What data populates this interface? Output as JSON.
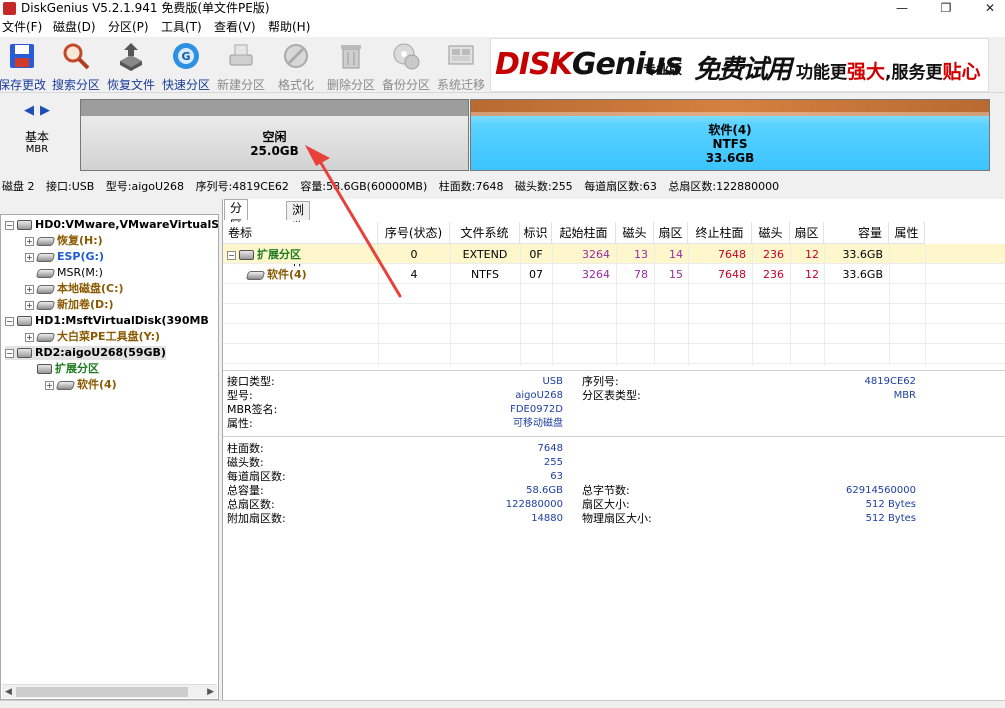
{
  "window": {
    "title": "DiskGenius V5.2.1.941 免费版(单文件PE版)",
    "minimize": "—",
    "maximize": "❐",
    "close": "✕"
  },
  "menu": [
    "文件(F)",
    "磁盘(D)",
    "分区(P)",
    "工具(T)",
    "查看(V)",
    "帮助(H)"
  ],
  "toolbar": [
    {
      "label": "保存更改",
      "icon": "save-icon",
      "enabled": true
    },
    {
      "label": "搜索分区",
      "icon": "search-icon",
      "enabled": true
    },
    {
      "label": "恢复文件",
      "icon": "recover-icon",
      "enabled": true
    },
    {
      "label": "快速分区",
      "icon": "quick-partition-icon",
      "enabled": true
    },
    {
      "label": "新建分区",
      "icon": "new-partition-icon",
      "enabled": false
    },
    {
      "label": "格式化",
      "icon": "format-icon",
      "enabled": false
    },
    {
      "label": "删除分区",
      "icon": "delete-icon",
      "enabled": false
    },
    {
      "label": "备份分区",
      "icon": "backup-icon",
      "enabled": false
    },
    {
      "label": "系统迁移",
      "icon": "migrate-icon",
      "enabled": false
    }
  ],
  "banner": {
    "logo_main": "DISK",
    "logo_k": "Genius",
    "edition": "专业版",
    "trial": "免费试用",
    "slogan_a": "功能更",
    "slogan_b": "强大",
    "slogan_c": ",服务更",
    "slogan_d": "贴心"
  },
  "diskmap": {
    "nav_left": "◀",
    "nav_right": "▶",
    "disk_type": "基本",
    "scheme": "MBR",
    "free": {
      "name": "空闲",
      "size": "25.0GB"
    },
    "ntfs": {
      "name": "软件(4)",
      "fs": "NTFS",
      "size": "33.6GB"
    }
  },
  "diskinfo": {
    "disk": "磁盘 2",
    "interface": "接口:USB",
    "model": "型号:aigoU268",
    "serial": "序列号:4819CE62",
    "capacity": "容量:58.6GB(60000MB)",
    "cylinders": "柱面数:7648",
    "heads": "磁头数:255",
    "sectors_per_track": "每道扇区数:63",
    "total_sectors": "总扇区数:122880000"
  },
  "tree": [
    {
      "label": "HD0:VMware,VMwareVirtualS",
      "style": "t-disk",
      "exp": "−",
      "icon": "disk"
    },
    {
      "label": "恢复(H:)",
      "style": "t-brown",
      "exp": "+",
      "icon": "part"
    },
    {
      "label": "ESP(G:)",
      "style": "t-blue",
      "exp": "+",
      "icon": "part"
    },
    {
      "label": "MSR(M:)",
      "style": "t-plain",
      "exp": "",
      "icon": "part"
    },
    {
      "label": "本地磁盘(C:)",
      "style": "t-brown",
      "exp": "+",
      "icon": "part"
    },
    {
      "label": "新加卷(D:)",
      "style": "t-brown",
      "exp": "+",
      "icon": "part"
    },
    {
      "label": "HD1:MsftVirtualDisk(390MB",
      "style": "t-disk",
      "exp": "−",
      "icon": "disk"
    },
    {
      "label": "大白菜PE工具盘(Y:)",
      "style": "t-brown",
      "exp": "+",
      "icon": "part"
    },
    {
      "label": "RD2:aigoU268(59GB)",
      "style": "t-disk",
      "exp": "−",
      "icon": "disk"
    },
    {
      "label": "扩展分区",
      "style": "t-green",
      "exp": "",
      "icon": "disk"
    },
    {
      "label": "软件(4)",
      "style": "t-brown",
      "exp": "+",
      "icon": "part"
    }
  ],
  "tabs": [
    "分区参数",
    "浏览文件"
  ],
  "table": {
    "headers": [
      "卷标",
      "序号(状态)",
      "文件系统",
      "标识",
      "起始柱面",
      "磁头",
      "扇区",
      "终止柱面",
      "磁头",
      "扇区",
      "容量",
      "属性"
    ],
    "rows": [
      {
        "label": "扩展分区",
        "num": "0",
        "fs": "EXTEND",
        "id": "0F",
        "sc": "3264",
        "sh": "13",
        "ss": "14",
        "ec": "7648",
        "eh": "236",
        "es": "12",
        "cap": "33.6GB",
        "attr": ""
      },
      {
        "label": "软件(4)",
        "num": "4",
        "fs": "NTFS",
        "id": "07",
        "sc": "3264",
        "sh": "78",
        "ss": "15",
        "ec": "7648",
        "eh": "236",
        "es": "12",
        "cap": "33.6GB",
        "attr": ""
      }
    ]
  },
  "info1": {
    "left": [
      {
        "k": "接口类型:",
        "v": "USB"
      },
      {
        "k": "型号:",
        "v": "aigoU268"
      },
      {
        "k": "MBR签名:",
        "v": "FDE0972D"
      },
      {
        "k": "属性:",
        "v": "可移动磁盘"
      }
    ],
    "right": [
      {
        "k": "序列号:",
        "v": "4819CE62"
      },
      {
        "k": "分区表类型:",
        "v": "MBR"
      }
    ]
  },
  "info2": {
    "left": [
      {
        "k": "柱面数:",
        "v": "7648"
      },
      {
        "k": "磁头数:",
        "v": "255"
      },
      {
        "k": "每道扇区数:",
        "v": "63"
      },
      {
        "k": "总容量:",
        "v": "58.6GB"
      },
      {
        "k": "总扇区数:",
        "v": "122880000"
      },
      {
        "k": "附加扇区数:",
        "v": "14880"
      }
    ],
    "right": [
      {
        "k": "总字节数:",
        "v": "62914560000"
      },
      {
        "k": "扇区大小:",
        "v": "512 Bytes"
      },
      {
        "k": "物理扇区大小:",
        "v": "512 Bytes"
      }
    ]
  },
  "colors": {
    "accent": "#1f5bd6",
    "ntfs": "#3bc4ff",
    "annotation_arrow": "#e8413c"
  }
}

- - -

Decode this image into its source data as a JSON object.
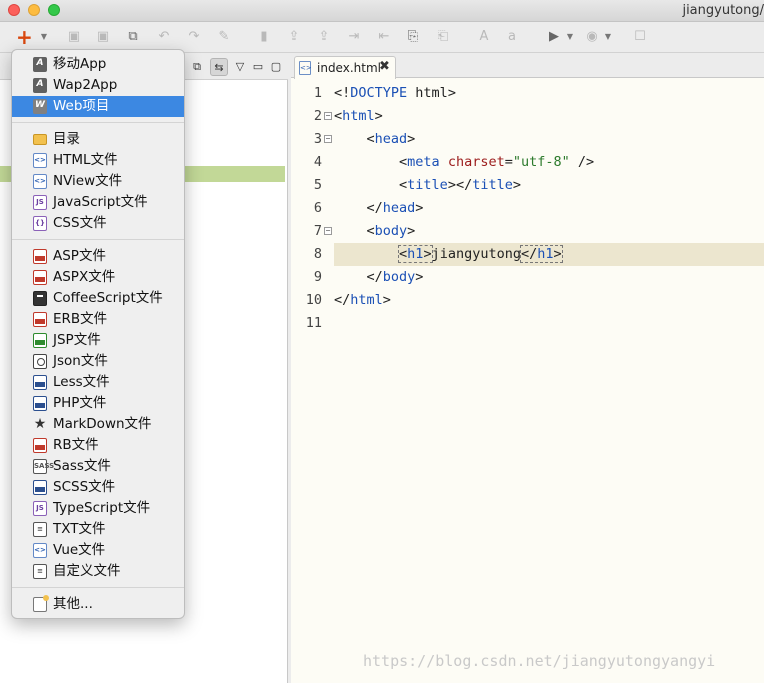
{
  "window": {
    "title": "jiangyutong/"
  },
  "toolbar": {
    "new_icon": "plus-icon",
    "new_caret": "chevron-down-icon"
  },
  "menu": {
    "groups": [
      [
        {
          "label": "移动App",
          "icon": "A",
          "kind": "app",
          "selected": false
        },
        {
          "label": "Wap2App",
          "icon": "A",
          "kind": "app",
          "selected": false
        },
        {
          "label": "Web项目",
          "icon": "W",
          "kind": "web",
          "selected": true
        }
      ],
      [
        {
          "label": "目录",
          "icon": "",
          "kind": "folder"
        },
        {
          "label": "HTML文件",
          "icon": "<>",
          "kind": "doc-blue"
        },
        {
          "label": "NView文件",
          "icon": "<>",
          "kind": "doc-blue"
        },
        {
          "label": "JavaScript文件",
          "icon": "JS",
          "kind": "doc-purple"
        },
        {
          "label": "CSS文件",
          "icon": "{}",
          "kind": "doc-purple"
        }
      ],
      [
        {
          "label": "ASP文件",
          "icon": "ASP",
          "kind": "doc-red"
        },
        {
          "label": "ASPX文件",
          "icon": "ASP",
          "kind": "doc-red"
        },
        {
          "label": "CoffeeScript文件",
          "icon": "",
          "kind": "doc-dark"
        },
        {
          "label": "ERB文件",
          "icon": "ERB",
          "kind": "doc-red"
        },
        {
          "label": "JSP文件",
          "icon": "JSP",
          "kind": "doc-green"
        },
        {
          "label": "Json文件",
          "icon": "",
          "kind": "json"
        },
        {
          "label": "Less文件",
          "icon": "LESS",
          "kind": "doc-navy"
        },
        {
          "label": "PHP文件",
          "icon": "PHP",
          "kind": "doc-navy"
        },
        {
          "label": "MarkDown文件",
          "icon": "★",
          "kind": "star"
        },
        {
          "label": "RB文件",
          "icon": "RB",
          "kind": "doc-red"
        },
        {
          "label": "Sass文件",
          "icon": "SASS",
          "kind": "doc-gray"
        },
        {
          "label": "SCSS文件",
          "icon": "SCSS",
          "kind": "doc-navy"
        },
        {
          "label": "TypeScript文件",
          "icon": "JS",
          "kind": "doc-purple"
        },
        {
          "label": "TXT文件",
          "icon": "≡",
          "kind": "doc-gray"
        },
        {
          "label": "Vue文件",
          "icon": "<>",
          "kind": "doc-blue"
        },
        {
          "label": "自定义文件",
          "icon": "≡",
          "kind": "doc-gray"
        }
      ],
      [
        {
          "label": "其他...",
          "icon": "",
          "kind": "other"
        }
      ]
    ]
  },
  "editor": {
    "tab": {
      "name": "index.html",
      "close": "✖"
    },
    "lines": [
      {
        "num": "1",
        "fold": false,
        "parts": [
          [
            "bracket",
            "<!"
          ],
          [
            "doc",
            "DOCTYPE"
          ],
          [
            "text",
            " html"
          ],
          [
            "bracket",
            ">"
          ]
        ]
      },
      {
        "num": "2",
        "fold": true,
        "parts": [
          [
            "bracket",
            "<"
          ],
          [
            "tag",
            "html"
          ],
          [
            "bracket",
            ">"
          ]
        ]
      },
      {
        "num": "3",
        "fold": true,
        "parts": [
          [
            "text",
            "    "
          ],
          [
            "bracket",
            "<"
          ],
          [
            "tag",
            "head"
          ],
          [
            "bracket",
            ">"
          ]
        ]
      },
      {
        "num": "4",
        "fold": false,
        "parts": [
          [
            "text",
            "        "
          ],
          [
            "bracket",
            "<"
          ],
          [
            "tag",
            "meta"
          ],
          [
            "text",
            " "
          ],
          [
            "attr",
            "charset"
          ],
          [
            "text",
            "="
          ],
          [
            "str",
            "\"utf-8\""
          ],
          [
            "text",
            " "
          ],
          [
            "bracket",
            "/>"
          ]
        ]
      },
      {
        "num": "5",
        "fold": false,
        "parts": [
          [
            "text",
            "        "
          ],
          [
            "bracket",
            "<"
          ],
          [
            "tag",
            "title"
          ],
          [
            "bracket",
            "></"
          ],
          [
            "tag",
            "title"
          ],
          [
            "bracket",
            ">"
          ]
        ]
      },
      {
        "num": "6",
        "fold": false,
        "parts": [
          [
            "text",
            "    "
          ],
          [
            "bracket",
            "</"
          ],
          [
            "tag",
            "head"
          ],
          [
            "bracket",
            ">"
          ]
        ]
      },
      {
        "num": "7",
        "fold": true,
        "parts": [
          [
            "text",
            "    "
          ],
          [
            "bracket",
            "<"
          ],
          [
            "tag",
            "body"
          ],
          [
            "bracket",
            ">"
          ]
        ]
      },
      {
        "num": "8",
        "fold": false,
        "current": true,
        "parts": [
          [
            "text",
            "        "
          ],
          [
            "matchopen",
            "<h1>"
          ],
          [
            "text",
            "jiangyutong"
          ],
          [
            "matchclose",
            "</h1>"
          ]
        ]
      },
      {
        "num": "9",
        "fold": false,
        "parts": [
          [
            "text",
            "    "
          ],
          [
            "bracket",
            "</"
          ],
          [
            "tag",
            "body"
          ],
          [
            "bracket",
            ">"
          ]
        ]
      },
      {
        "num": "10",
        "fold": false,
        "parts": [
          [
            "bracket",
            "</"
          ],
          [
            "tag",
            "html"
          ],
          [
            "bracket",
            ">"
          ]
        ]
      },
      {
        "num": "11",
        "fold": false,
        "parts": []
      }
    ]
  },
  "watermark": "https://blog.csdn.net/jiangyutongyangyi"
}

- - -

## STATED EXERCISE
Isolate the lines that hold the word "title" and copy all of them.

## EXERCISE RESPONSE
    "title": "DiskGenius V5.2.1.941 免费版(单文件PE版)",
    "title": "jiangyutong/"
            "title"
            "title"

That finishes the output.